*Records provided*.

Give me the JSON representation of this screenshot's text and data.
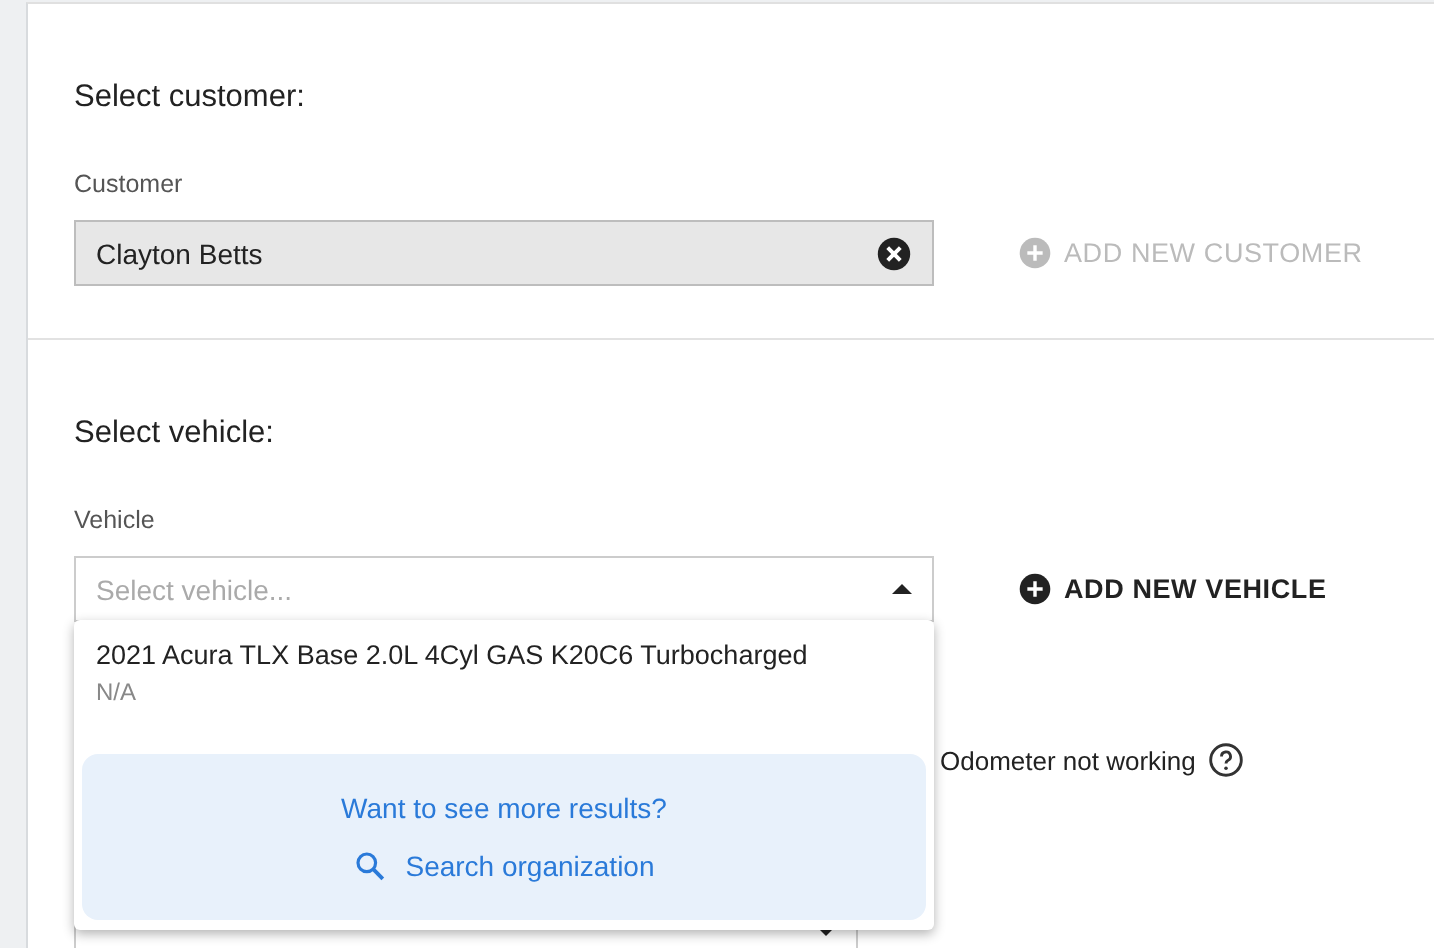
{
  "customer_section": {
    "title": "Select customer:",
    "field_label": "Customer",
    "value": "Clayton Betts",
    "add_button": {
      "label": "ADD NEW CUSTOMER",
      "disabled": true
    }
  },
  "vehicle_section": {
    "title": "Select vehicle:",
    "field_label": "Vehicle",
    "placeholder": "Select vehicle...",
    "expanded": true,
    "add_button": {
      "label": "ADD NEW VEHICLE",
      "disabled": false
    },
    "dropdown": {
      "options": [
        {
          "title": "2021 Acura TLX Base 2.0L 4Cyl GAS K20C6 Turbocharged",
          "subtitle": "N/A"
        }
      ],
      "more_prompt": "Want to see more results?",
      "search_link": "Search organization"
    },
    "odometer_label": "Odometer not working"
  }
}
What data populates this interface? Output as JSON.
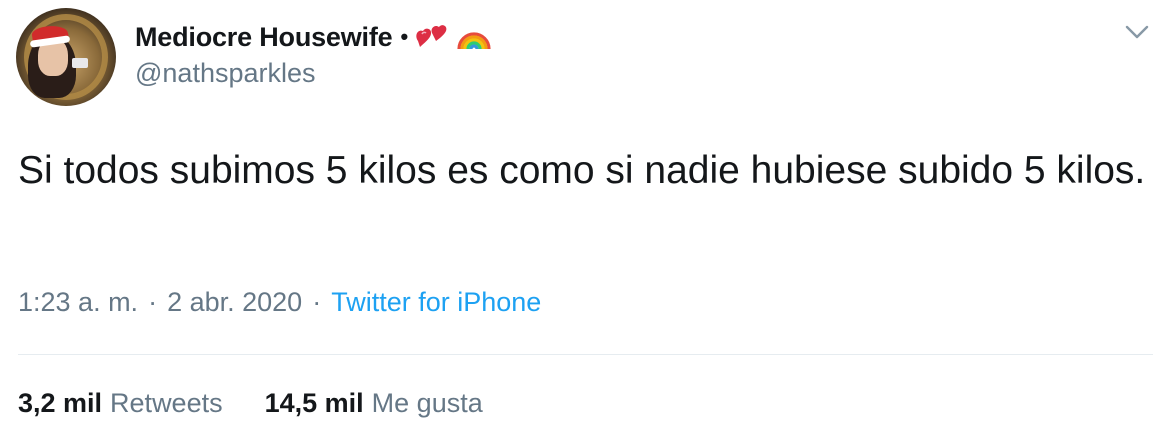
{
  "tweet": {
    "display_name": "Mediocre Housewife",
    "name_separator": "•",
    "emojis": [
      "two-hearts-icon",
      "rainbow-icon"
    ],
    "handle": "@nathsparkles",
    "text": "Si todos subimos 5 kilos es como si nadie hubiese subido 5 kilos.",
    "time": "1:23 a. m.",
    "date": "2 abr. 2020",
    "separator": "·",
    "source": "Twitter for iPhone",
    "retweets_count": "3,2 mil",
    "retweets_label": "Retweets",
    "likes_count": "14,5 mil",
    "likes_label": "Me gusta"
  },
  "colors": {
    "text_primary": "#14171a",
    "text_secondary": "#657786",
    "link": "#1da1f2",
    "divider": "#e6ecf0"
  }
}
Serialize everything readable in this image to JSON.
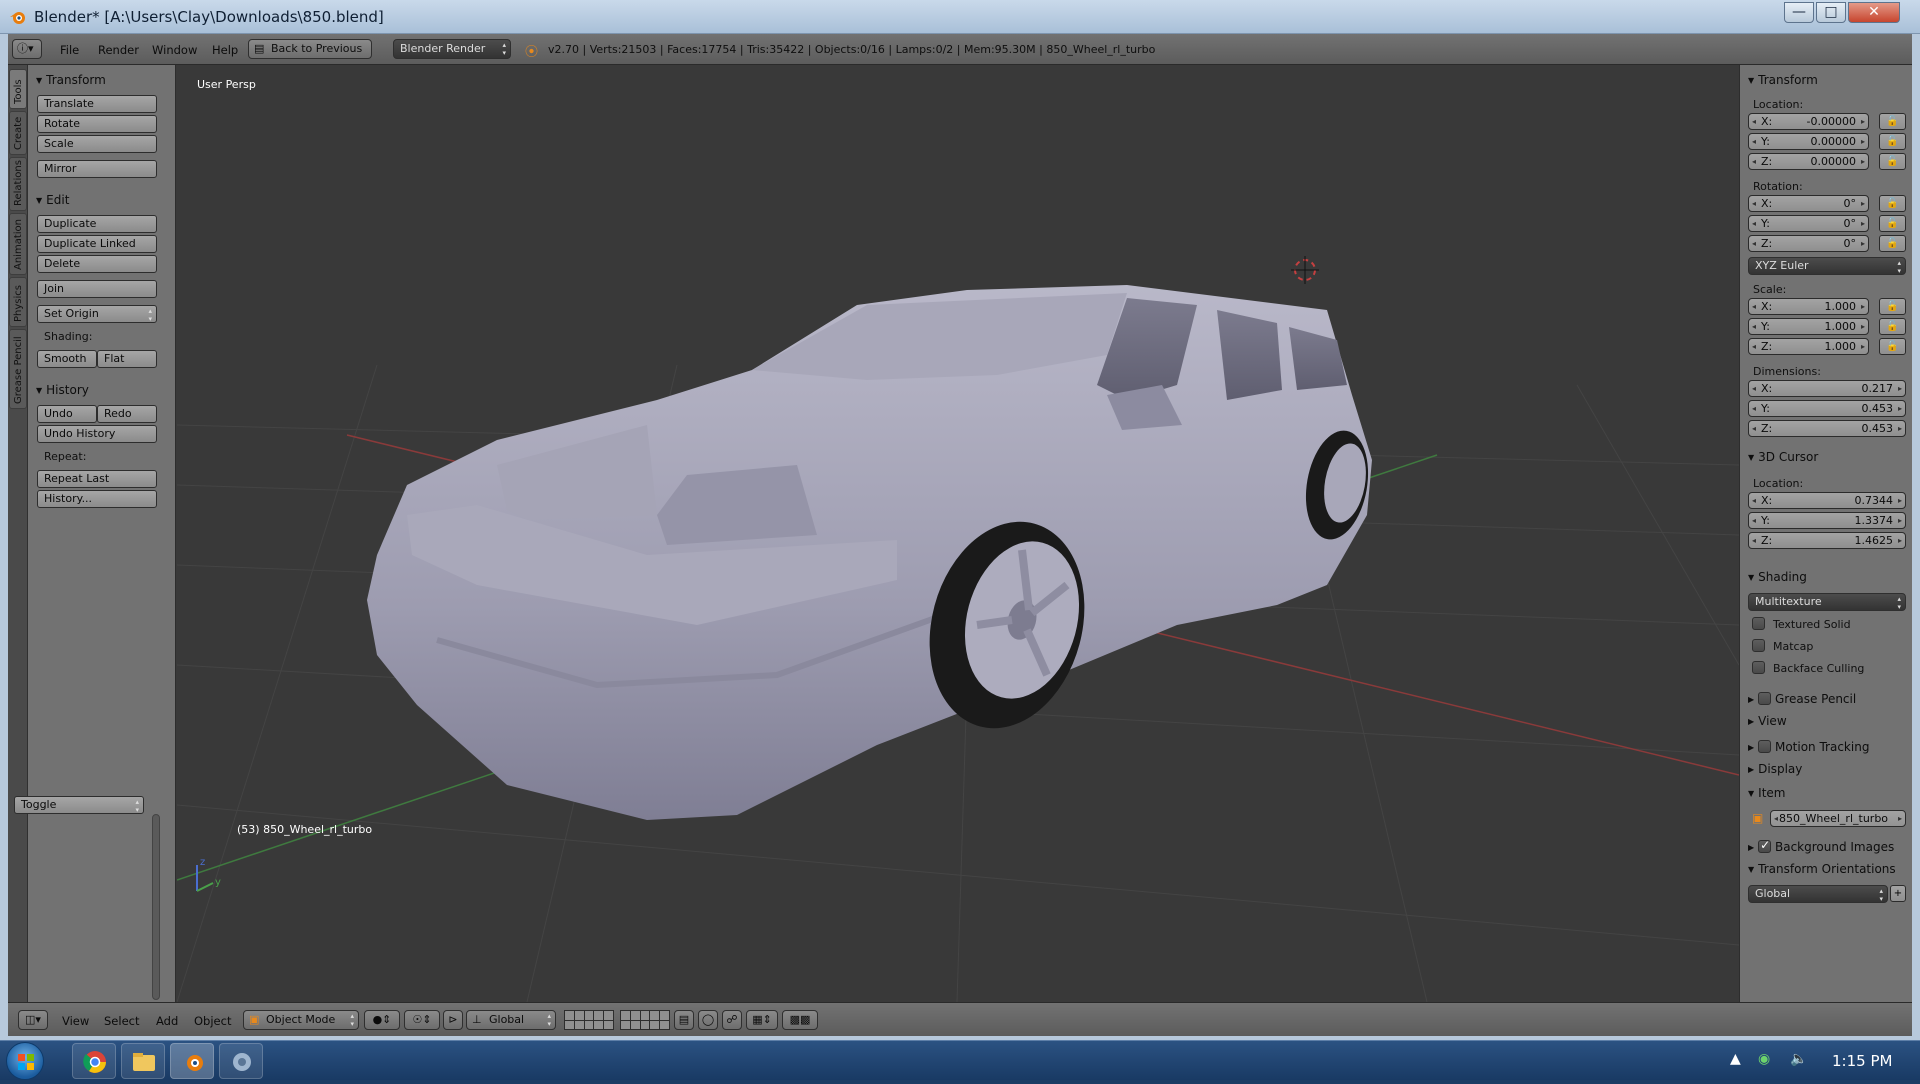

*What to produce*. Search the records for the string "JSON" and return every line in which it occurs.

*Response to this task*.
Give me the JSON representation of this screenshot's text and data.
What data populates this interface? Output as JSON.
Serialize everything readable in this image to JSON.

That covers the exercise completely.